**Required work**
For each line that holds "batterieelektrischer", copy the line out.

**Records provided**

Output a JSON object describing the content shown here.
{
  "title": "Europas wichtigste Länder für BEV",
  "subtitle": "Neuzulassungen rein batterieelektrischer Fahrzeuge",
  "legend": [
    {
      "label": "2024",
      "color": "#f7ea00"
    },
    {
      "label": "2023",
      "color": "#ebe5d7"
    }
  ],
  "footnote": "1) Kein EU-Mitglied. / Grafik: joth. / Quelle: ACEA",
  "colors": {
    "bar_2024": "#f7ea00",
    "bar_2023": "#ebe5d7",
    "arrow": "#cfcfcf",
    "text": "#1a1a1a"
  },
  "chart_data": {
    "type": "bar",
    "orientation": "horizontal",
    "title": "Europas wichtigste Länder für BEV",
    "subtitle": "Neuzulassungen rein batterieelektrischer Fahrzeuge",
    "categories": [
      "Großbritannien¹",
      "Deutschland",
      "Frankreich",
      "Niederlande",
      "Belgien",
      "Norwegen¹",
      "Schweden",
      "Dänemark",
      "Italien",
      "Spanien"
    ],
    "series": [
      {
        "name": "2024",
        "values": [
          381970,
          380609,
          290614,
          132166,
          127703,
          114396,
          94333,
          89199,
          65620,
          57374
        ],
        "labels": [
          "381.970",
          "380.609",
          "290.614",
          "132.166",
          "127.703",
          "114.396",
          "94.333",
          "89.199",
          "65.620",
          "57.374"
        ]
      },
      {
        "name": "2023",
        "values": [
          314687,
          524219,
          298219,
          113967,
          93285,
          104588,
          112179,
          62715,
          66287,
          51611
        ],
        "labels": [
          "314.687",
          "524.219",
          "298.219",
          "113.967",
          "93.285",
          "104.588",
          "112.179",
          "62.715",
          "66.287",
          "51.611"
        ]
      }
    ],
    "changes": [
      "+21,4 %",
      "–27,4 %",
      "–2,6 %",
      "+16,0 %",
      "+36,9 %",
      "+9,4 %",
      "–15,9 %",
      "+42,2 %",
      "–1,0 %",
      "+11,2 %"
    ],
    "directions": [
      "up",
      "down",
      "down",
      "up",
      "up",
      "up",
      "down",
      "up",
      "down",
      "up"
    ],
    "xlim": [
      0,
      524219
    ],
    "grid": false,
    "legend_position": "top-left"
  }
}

**Answer in full**
  "subtitle": "Neuzulassungen rein batterieelektrischer Fahrzeuge",
    "subtitle": "Neuzulassungen rein batterieelektrischer Fahrzeuge",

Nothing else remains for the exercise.